### REQUIRED TASK:
Are you able to quote each entry exactly as written?

### RECORD EXTRACTS:
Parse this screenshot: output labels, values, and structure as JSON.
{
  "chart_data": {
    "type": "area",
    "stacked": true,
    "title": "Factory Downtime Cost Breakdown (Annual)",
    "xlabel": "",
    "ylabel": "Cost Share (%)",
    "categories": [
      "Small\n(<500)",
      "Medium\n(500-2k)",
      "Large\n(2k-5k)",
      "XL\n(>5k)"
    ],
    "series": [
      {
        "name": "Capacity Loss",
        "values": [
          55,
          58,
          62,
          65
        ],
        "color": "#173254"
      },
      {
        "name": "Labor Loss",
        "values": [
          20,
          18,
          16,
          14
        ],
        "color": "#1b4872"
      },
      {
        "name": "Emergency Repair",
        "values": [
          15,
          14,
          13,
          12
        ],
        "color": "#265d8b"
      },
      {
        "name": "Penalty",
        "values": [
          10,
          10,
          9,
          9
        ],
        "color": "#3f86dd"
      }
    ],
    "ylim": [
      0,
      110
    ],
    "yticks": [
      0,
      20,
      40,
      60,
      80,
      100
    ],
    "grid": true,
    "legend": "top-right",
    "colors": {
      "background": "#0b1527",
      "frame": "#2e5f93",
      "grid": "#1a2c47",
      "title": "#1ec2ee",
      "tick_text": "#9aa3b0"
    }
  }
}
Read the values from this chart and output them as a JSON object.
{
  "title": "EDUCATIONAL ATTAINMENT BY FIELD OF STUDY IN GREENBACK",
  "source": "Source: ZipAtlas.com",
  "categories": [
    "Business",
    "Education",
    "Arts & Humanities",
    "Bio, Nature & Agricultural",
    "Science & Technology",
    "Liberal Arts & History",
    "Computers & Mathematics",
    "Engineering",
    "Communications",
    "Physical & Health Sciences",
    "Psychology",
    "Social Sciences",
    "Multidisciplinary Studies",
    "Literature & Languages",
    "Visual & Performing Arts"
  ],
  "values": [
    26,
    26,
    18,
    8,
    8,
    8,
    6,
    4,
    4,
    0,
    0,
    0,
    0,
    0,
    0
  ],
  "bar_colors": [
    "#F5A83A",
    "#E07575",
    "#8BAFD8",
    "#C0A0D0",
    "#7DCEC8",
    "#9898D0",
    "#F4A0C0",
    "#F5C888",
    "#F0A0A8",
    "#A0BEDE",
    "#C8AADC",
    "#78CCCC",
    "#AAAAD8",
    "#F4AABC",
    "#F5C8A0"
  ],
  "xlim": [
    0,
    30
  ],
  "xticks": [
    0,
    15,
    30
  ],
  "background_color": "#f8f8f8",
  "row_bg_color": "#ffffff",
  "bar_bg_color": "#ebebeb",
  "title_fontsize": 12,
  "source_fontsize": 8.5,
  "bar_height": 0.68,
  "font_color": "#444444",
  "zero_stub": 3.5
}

### FINISHED ANSWER:
Parse this screenshot: output labels, values, and structure as JSON.
{
  "chart_data": {
    "type": "area",
    "stacked": true,
    "title": "Factory Downtime Cost Breakdown (Annual)",
    "xlabel": "",
    "ylabel": "Cost Share (%)",
    "categories": [
      "Small\n(<500)",
      "Medium\n(500-2k)",
      "Large\n(2k-5k)",
      "XL\n(>5k)"
    ],
    "series": [
      {
        "name": "Capacity Loss",
        "values": [
          55,
          58,
          62,
          65
        ],
        "color": "#173254"
      },
      {
        "name": "Labor Loss",
        "values": [
          20,
          18,
          16,
          14
        ],
        "color": "#1b4872"
      },
      {
        "name": "Emergency Repair",
        "values": [
          15,
          14,
          13,
          12
        ],
        "color": "#265d8b"
      },
      {
        "name": "Penalty",
        "values": [
          10,
          10,
          9,
          9
        ],
        "color": "#3f86dd"
      }
    ],
    "ylim": [
      0,
      110
    ],
    "yticks": [
      0,
      20,
      40,
      60,
      80,
      100
    ],
    "grid": true,
    "legend": "top-right",
    "colors": {
      "background": "#0b1527",
      "frame": "#2e5f93",
      "grid": "#1a2c47",
      "title": "#1ec2ee",
      "tick_text": "#9aa3b0"
    }
  }
}
Read the values from this chart and output them as a JSON object.
{
  "title": "EDUCATIONAL ATTAINMENT BY FIELD OF STUDY IN GREENBACK",
  "source": "Source: ZipAtlas.com",
  "categories": [
    "Business",
    "Education",
    "Arts & Humanities",
    "Bio, Nature & Agricultural",
    "Science & Technology",
    "Liberal Arts & History",
    "Computers & Mathematics",
    "Engineering",
    "Communications",
    "Physical & Health Sciences",
    "Psychology",
    "Social Sciences",
    "Multidisciplinary Studies",
    "Literature & Languages",
    "Visual & Performing Arts"
  ],
  "values": [
    26,
    26,
    18,
    8,
    8,
    8,
    6,
    4,
    4,
    0,
    0,
    0,
    0,
    0,
    0
  ],
  "bar_colors": [
    "#F5A83A",
    "#E07575",
    "#8BAFD8",
    "#C0A0D0",
    "#7DCEC8",
    "#9898D0",
    "#F4A0C0",
    "#F5C888",
    "#F0A0A8",
    "#A0BEDE",
    "#C8AADC",
    "#78CCCC",
    "#AAAAD8",
    "#F4AABC",
    "#F5C8A0"
  ],
  "xlim": [
    0,
    30
  ],
  "xticks": [
    0,
    15,
    30
  ],
  "background_color": "#f8f8f8",
  "row_bg_color": "#ffffff",
  "bar_bg_color": "#ebebeb",
  "title_fontsize": 12,
  "source_fontsize": 8.5,
  "bar_height": 0.68,
  "font_color": "#444444",
  "zero_stub": 3.5
}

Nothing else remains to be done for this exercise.